What to produce:
Among the entries below, count the lines that contain the word "this". Write down only the total.

— Start of Dataset excerpts —

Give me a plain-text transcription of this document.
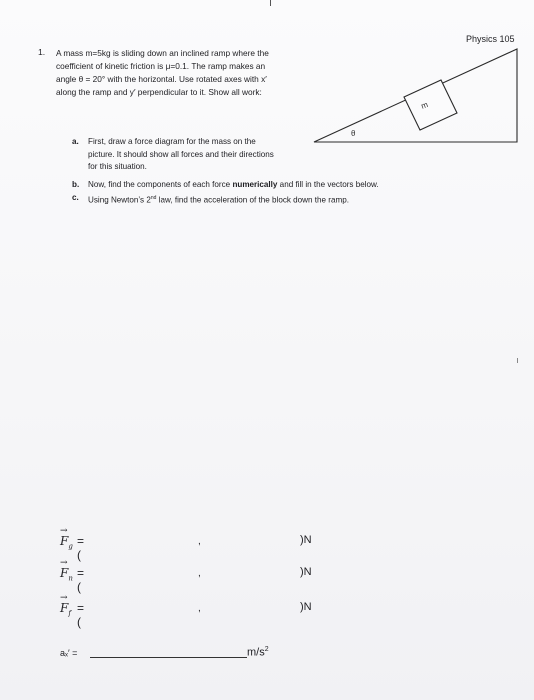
Physics 105
1. A mass m=5kg is sliding down an inclined ramp where the
coefficient of kinetic friction is μ=0.1. The ramp makes an
angle θ = 20° with the horizontal. Use rotated axes with x′
along the ramp and y′ perpendicular to it. Show all work:
m
θ
a. First, draw a force diagram for the mass on the
picture. It should show all forces and their directions
for this situation.
b. Now, find the components of each force numerically and fill in the vectors below.
c. Using Newton’s 2nd law, find the acceleration of the block down the ramp.
→
$F_g$ = (
,	)N
→
$F_n$ = (
,	)N
→
$F_f$ = (
,	)N
aₓ′ =	$m/s^2$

— End of Dataset excerpts —

The result:
2